STATED TASK:
Determine how many lines below hold the string "searches". Reply with the number alone.

RECORDS TO PROCESS:
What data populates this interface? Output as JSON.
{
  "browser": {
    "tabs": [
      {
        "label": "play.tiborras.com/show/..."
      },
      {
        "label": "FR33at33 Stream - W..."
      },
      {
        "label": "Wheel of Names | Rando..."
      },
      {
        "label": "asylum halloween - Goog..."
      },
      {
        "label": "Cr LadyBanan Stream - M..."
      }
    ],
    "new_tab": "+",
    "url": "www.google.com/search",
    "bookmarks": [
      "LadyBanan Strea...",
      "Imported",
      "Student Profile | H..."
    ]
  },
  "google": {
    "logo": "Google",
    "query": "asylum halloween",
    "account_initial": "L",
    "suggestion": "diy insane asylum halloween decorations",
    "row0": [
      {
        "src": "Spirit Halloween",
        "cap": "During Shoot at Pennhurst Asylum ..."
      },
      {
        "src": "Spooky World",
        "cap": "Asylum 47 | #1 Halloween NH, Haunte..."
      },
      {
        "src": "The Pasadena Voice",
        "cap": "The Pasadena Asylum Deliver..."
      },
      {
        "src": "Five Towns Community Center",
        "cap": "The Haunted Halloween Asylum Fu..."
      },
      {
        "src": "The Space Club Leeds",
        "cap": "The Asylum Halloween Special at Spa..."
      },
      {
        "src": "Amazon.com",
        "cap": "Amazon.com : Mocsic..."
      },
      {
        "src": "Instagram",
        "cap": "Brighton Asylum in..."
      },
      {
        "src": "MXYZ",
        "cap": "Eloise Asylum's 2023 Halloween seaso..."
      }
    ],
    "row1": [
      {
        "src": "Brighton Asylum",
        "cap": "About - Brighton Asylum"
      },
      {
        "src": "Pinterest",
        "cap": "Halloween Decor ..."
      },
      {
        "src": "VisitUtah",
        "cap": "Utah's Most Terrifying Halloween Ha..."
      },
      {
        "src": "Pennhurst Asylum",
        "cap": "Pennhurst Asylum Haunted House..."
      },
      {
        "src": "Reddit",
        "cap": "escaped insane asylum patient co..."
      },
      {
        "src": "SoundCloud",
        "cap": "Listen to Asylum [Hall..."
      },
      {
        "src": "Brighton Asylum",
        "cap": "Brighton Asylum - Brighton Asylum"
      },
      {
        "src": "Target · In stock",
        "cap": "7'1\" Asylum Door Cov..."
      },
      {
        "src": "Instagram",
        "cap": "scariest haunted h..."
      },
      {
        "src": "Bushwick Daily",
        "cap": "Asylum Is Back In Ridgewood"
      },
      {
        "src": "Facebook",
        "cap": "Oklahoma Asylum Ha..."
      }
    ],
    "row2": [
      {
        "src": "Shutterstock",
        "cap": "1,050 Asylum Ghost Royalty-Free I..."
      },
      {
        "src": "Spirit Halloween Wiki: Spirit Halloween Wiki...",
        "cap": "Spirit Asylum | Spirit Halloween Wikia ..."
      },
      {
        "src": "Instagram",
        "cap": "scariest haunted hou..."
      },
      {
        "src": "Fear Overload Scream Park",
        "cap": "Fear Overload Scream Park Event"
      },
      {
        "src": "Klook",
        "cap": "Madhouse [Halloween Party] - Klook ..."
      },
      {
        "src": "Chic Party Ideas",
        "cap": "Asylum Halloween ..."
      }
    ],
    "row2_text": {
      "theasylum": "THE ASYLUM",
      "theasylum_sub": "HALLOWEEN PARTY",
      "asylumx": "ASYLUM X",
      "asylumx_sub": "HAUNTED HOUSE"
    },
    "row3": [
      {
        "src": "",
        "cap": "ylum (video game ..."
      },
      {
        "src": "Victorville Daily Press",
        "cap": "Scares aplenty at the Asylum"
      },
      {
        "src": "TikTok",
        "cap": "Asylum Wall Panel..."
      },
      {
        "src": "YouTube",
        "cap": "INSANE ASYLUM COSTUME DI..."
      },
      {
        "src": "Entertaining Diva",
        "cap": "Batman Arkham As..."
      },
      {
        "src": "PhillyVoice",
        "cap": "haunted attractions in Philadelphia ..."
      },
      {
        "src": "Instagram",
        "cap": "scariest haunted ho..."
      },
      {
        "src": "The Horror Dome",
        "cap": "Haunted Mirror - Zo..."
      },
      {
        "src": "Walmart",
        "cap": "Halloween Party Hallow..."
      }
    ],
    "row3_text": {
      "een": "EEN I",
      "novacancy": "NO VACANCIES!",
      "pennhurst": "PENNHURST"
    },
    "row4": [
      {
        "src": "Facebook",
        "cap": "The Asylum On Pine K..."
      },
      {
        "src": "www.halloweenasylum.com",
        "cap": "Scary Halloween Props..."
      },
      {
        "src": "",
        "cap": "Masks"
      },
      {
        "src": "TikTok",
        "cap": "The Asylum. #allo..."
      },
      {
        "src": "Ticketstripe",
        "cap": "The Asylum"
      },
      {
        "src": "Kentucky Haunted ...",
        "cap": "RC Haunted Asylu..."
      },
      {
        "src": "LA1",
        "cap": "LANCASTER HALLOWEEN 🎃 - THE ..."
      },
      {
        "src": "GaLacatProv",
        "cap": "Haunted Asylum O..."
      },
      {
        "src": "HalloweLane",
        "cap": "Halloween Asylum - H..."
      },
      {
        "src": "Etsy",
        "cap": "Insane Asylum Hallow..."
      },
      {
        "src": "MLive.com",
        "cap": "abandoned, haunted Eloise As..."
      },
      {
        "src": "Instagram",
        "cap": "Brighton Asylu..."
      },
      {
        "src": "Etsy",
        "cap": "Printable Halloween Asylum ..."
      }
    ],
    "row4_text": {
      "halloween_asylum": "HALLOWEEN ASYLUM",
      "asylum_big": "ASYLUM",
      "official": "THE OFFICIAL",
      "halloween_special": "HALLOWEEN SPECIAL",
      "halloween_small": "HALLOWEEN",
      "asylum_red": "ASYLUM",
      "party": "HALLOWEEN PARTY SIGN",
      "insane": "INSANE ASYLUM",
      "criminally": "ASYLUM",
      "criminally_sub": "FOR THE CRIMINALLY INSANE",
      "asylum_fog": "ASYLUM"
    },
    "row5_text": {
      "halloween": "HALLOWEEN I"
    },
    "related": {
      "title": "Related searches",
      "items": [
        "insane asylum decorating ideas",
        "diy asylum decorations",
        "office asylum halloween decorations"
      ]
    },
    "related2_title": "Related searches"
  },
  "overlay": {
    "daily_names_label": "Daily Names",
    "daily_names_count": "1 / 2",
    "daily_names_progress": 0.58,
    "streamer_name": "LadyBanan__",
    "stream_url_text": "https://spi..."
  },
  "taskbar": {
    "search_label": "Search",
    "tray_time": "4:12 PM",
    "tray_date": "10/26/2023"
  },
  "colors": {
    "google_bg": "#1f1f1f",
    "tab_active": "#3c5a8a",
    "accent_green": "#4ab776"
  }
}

OUTPUT OF THE EXERCISE:
2